- [Excerpted text]
We came by our hermit crab in a far more pedestrian manner than finding it on a beach in the Bahamas.  Ours came from a pet store in suburban Milwaukee where we had gone to spend the Christmas holidays in 1975 and to celebrate our first anniversary.  I can no longer recall why we decided to purchase a hermit crab or the circumstances by which the transaction was completed.  Suffice it to say that only two of us flew from Tucson to Milwaukee while three of us made the return trip (with a few days in Tulsa, Oklahoma along the way) early in the new year.  Once we were back home we purchased a small terrarium which would be Crabby’s home for the six more months we lived in Tucson.

Like Buster, Crabby was “quiet, entertaining, and willing to eat up the trash.”  He fell into his own daily routines, and like Kingsolver, SallyAnn and I moved about our own without ever wondering how our little friend might be faring in his/her strange surroundings.  Crabby was a hermit crab pure and simple; mucking about the terrarium, moving things here and there, or retreating into his/her shell for long periods of time and doing and thinking whatever hermit crabs do and think.

- [Work instruction 1]
Answer these questions using the passage about the hermit crab:
(a) Where did the hermit crab come from?
(b) What city did the two of them fly from to reach Milwaukee?
(c) What did they buy for Crabby once they were back home?
- [Work instruction 2] From the passage about the hermit crab, extract the part from "Like Buster, Crabby" to "do and think.".

- [Given entries]
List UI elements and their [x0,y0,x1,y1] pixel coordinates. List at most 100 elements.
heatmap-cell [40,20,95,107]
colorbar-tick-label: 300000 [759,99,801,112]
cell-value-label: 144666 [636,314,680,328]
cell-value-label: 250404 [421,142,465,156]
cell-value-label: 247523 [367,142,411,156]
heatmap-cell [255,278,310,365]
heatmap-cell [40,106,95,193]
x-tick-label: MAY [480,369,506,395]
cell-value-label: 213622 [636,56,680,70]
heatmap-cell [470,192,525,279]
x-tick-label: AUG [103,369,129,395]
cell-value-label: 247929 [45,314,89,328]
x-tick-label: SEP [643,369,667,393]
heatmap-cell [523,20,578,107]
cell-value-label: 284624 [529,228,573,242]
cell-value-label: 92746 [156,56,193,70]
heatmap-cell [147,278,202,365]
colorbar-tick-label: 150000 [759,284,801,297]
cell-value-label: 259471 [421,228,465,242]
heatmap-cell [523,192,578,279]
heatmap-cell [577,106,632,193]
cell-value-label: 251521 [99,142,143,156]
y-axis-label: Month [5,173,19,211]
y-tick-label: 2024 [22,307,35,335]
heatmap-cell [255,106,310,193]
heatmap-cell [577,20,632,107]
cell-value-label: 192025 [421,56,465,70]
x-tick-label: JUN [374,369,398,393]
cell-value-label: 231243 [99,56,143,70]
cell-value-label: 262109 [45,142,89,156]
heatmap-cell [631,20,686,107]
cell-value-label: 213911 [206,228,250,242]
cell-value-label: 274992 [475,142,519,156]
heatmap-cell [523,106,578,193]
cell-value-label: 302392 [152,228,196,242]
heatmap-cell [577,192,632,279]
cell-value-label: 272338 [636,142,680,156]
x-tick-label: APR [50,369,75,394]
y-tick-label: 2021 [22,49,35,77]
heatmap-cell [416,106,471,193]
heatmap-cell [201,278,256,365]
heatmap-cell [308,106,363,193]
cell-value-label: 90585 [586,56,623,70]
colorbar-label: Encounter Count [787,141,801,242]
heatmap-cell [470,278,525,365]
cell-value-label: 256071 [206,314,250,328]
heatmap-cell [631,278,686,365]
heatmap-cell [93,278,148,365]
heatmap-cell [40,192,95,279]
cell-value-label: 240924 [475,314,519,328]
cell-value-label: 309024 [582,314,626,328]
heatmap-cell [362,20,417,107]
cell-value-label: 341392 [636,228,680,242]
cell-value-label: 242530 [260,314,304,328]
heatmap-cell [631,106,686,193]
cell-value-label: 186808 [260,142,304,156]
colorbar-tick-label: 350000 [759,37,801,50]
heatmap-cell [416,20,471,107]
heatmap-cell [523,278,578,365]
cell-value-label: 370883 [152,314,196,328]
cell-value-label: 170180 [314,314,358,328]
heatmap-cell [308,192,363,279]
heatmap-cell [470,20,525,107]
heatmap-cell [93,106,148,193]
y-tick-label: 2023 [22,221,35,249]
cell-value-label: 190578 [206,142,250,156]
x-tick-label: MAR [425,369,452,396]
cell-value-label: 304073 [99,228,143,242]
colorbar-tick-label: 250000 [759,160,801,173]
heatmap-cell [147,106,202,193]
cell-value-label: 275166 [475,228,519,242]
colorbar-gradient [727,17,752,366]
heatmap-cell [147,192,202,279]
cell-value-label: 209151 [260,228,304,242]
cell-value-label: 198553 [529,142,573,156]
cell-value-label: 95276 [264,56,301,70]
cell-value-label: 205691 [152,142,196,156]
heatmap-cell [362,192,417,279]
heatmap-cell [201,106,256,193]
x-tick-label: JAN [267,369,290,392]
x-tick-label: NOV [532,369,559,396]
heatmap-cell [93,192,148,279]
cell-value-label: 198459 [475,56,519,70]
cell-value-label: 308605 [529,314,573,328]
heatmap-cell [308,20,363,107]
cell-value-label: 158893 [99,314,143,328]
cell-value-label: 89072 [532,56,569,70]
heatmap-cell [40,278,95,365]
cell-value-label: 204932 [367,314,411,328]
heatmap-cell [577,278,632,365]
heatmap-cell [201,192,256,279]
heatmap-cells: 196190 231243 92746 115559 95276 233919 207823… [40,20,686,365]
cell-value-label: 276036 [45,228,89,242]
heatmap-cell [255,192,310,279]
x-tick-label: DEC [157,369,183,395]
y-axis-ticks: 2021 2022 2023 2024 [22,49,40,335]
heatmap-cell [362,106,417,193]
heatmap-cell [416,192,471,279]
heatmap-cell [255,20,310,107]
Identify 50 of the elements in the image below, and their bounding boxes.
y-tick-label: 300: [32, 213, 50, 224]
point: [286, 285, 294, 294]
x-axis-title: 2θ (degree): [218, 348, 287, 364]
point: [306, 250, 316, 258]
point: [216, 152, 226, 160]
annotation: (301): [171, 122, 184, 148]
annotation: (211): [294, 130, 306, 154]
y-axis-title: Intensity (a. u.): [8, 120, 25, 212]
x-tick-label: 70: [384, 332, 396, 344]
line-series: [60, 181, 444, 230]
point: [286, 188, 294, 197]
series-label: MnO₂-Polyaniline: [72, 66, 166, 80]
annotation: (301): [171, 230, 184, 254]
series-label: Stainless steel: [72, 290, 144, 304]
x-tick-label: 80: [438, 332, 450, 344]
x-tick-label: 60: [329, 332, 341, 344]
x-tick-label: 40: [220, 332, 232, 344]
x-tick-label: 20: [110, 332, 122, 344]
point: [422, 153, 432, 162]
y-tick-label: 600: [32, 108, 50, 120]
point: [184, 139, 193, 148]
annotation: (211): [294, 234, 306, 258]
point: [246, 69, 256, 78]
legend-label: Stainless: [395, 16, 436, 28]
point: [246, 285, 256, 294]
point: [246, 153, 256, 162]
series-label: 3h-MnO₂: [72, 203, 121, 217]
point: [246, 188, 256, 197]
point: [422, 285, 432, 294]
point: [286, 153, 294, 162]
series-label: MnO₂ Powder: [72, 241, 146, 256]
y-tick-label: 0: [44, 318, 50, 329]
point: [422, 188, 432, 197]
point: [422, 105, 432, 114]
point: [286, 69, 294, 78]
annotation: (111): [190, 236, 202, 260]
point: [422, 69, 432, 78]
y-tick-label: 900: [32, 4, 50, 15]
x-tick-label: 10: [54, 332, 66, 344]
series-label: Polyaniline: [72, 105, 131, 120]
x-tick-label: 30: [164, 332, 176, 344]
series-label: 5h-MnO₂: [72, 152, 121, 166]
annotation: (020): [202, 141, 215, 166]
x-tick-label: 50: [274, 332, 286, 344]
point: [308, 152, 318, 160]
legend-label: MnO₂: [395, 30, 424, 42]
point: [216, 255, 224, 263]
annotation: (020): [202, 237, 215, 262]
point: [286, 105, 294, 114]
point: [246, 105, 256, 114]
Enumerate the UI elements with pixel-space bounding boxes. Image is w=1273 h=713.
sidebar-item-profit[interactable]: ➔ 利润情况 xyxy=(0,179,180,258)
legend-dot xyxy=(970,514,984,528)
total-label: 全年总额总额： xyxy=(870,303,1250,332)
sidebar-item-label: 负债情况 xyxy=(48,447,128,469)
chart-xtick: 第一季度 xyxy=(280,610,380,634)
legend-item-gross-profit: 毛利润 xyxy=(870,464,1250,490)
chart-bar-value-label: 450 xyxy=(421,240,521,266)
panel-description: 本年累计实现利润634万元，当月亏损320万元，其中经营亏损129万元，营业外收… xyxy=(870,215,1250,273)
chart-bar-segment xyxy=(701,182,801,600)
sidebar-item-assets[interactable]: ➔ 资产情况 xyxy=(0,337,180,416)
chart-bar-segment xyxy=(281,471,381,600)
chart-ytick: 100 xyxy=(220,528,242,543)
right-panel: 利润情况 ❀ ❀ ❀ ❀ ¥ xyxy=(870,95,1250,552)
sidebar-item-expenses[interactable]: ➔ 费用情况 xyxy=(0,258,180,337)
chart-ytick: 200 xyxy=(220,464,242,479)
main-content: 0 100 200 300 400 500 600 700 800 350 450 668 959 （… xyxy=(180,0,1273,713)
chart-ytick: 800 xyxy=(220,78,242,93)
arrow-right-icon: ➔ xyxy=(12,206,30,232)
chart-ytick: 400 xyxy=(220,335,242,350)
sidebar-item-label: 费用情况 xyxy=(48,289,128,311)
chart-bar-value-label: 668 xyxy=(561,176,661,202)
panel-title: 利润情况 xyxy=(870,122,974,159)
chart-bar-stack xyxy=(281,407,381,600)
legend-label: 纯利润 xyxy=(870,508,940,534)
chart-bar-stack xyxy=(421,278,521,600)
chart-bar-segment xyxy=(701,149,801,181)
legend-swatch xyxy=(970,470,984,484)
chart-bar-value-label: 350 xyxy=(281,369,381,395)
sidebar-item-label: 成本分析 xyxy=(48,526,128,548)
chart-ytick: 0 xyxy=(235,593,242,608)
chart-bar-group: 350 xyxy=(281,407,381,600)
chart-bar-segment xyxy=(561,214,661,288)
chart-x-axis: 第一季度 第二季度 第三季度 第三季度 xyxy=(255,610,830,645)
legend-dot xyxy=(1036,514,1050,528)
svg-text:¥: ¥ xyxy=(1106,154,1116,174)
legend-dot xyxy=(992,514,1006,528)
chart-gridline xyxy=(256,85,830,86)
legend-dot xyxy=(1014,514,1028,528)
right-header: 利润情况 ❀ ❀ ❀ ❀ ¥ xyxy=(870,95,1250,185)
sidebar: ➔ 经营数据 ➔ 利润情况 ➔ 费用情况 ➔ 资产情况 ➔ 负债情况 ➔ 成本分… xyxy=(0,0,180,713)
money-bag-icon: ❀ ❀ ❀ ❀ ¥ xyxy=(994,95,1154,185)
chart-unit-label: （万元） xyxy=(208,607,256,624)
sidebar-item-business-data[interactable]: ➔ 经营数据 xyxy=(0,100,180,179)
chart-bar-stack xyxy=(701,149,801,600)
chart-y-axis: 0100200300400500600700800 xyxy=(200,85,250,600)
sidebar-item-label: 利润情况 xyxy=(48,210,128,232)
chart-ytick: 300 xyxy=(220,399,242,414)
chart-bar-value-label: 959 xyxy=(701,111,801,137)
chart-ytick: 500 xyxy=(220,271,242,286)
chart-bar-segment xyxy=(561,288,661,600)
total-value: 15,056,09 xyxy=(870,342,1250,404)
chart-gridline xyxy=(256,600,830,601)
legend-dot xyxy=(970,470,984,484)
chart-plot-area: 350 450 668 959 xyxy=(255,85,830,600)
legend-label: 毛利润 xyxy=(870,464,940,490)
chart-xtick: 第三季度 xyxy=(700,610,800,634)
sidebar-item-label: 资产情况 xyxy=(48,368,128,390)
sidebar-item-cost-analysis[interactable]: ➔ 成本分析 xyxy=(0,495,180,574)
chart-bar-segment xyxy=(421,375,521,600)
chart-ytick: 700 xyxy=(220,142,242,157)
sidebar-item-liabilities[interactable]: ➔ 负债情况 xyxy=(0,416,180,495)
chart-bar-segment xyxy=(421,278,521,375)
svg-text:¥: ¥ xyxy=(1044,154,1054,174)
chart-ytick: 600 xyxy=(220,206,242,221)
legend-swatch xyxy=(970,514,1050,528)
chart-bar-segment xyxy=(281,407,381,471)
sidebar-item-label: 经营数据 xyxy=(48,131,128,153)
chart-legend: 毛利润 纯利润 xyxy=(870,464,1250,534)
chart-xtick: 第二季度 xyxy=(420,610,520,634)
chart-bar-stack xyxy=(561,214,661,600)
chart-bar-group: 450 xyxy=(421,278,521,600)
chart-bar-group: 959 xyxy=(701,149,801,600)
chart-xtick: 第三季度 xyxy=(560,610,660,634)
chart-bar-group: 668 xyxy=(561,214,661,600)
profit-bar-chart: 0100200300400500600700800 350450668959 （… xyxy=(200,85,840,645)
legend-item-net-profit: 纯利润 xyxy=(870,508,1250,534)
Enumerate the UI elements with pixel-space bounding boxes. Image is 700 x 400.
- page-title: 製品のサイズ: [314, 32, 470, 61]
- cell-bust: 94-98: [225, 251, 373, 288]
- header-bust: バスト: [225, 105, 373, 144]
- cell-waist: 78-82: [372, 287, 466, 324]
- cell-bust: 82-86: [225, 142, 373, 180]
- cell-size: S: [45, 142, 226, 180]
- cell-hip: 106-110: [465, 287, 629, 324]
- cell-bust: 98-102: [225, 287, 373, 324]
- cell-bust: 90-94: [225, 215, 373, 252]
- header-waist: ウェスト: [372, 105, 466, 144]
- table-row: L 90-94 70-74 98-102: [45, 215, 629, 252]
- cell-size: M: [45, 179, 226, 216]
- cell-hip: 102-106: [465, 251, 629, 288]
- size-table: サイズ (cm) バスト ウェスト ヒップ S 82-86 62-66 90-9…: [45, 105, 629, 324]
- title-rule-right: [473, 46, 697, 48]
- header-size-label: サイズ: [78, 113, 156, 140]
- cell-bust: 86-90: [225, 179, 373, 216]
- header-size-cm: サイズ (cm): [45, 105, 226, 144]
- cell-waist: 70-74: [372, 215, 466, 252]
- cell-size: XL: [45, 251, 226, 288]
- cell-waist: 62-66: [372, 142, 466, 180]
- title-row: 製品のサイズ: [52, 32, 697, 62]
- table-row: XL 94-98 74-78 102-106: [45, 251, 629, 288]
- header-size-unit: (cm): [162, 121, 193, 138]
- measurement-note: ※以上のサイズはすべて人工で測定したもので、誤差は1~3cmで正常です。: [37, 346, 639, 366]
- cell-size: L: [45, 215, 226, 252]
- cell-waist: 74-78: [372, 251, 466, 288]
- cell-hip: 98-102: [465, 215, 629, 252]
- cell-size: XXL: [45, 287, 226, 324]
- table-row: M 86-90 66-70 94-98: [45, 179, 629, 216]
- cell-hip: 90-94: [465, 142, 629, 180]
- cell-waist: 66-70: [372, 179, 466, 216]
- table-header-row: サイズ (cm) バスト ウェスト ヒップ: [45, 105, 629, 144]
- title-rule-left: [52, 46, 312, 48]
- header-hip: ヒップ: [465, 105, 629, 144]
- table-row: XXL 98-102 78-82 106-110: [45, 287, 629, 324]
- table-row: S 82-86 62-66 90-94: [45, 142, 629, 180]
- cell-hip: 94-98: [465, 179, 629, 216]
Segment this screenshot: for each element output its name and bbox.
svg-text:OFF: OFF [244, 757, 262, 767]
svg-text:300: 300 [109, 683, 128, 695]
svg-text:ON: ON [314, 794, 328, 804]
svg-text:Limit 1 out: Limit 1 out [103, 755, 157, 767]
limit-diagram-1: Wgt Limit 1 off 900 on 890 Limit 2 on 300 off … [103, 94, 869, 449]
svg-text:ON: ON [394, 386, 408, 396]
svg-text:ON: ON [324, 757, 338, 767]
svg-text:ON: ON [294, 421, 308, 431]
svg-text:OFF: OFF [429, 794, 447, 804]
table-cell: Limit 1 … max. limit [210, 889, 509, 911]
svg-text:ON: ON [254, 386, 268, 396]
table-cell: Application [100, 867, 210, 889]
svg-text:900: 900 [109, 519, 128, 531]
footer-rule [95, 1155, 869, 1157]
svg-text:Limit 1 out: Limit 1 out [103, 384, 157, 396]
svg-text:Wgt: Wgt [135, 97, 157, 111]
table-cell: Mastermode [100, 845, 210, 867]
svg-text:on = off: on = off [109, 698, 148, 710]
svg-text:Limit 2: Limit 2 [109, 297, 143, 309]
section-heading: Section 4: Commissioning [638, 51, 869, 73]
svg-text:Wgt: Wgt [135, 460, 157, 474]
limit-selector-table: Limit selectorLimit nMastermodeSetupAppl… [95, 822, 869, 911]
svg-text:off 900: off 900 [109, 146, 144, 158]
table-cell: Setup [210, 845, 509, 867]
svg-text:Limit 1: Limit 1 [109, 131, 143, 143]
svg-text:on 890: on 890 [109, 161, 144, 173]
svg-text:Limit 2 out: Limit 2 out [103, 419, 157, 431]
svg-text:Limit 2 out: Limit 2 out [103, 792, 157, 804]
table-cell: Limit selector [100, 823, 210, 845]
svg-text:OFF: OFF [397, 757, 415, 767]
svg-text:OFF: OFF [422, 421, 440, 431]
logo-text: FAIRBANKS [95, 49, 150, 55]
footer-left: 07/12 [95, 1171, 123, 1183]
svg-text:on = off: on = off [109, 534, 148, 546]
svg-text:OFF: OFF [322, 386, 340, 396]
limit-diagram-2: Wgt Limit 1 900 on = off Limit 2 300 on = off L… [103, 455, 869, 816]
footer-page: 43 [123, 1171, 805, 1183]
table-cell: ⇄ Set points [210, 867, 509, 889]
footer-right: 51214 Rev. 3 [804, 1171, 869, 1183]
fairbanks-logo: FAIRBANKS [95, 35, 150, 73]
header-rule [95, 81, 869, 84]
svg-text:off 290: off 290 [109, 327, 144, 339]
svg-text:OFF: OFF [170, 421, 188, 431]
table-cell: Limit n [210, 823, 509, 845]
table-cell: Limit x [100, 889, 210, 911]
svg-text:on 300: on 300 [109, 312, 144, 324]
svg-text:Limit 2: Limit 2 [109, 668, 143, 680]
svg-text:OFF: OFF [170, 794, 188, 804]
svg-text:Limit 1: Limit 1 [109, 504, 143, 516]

- [Task solution 1]
(a) A pet store in suburban Milwaukee.
(b) Tucson.
(c) A small terrarium.

- [Task solution 2]
Like Buster, Crabby was “quiet, entertaining, and willing to eat up the trash.”  He fell into his own daily routines, and like Kingsolver, SallyAnn and I moved about our own without ever wondering how our little friend might be faring in his/her strange surroundings.  Crabby was a hermit crab pure and simple; mucking about the terrarium, moving things here and there, or retreating into his/her shell for long periods of time and doing and thinking whatever hermit crabs do and think.